##### RECORDS #####
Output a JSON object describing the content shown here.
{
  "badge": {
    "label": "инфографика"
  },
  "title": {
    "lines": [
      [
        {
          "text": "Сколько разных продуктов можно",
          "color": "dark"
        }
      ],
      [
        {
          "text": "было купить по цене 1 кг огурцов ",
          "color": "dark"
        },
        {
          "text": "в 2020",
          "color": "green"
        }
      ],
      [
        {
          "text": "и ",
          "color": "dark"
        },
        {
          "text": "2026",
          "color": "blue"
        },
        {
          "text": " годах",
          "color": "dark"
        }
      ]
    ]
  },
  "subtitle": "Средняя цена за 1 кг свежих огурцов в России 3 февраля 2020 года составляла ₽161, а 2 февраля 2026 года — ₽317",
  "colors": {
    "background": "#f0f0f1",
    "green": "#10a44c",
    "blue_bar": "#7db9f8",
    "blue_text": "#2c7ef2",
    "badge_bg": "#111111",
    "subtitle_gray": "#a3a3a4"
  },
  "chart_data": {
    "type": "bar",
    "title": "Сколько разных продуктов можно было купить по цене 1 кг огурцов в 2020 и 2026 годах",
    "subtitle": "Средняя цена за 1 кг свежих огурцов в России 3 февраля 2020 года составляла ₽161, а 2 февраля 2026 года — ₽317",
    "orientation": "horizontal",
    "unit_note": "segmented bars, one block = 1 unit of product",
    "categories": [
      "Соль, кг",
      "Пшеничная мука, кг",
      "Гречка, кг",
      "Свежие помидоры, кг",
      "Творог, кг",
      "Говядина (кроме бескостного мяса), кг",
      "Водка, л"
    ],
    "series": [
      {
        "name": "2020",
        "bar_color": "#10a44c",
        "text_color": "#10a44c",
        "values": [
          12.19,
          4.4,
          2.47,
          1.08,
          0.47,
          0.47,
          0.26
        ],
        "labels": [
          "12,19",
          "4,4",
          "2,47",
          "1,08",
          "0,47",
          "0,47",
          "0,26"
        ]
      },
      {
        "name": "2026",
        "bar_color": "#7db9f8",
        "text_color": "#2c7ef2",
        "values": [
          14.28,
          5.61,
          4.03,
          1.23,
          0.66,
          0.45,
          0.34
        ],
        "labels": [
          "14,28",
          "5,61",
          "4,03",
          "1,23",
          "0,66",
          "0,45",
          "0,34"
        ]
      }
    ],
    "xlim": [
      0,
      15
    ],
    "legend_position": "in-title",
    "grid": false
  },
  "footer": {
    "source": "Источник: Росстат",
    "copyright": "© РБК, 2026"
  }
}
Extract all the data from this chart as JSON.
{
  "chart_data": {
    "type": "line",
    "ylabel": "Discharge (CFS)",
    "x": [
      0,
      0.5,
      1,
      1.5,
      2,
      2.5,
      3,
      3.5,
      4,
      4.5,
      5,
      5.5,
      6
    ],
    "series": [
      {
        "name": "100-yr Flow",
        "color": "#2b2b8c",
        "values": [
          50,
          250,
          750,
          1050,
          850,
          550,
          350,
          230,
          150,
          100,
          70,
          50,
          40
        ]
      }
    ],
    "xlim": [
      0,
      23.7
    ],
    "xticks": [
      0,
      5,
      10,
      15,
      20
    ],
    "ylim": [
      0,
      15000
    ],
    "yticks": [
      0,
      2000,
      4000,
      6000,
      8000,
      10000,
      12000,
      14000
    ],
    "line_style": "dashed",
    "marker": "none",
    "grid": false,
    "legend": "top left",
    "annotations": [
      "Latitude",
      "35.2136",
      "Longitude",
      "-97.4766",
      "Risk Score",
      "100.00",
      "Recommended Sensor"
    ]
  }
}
#####
## WHAT THIS TASK INVOLVES
Copy down the material exactly as written.

## RESULT BELOW
Output a JSON object describing the content shown here.
{
  "badge": {
    "label": "инфографика"
  },
  "title": {
    "lines": [
      [
        {
          "text": "Сколько разных продуктов можно",
          "color": "dark"
        }
      ],
      [
        {
          "text": "было купить по цене 1 кг огурцов ",
          "color": "dark"
        },
        {
          "text": "в 2020",
          "color": "green"
        }
      ],
      [
        {
          "text": "и ",
          "color": "dark"
        },
        {
          "text": "2026",
          "color": "blue"
        },
        {
          "text": " годах",
          "color": "dark"
        }
      ]
    ]
  },
  "subtitle": "Средняя цена за 1 кг свежих огурцов в России 3 февраля 2020 года составляла ₽161, а 2 февраля 2026 года — ₽317",
  "colors": {
    "background": "#f0f0f1",
    "green": "#10a44c",
    "blue_bar": "#7db9f8",
    "blue_text": "#2c7ef2",
    "badge_bg": "#111111",
    "subtitle_gray": "#a3a3a4"
  },
  "chart_data": {
    "type": "bar",
    "title": "Сколько разных продуктов можно было купить по цене 1 кг огурцов в 2020 и 2026 годах",
    "subtitle": "Средняя цена за 1 кг свежих огурцов в России 3 февраля 2020 года составляла ₽161, а 2 февраля 2026 года — ₽317",
    "orientation": "horizontal",
    "unit_note": "segmented bars, one block = 1 unit of product",
    "categories": [
      "Соль, кг",
      "Пшеничная мука, кг",
      "Гречка, кг",
      "Свежие помидоры, кг",
      "Творог, кг",
      "Говядина (кроме бескостного мяса), кг",
      "Водка, л"
    ],
    "series": [
      {
        "name": "2020",
        "bar_color": "#10a44c",
        "text_color": "#10a44c",
        "values": [
          12.19,
          4.4,
          2.47,
          1.08,
          0.47,
          0.47,
          0.26
        ],
        "labels": [
          "12,19",
          "4,4",
          "2,47",
          "1,08",
          "0,47",
          "0,47",
          "0,26"
        ]
      },
      {
        "name": "2026",
        "bar_color": "#7db9f8",
        "text_color": "#2c7ef2",
        "values": [
          14.28,
          5.61,
          4.03,
          1.23,
          0.66,
          0.45,
          0.34
        ],
        "labels": [
          "14,28",
          "5,61",
          "4,03",
          "1,23",
          "0,66",
          "0,45",
          "0,34"
        ]
      }
    ],
    "xlim": [
      0,
      15
    ],
    "legend_position": "in-title",
    "grid": false
  },
  "footer": {
    "source": "Источник: Росстат",
    "copyright": "© РБК, 2026"
  }
}
Extract all the data from this chart as JSON.
{
  "chart_data": {
    "type": "line",
    "ylabel": "Discharge (CFS)",
    "x": [
      0,
      0.5,
      1,
      1.5,
      2,
      2.5,
      3,
      3.5,
      4,
      4.5,
      5,
      5.5,
      6
    ],
    "series": [
      {
        "name": "100-yr Flow",
        "color": "#2b2b8c",
        "values": [
          50,
          250,
          750,
          1050,
          850,
          550,
          350,
          230,
          150,
          100,
          70,
          50,
          40
        ]
      }
    ],
    "xlim": [
      0,
      23.7
    ],
    "xticks": [
      0,
      5,
      10,
      15,
      20
    ],
    "ylim": [
      0,
      15000
    ],
    "yticks": [
      0,
      2000,
      4000,
      6000,
      8000,
      10000,
      12000,
      14000
    ],
    "line_style": "dashed",
    "marker": "none",
    "grid": false,
    "legend": "top left",
    "annotations": [
      "Latitude",
      "35.2136",
      "Longitude",
      "-97.4766",
      "Risk Score",
      "100.00",
      "Recommended Sensor"
    ]
  }
}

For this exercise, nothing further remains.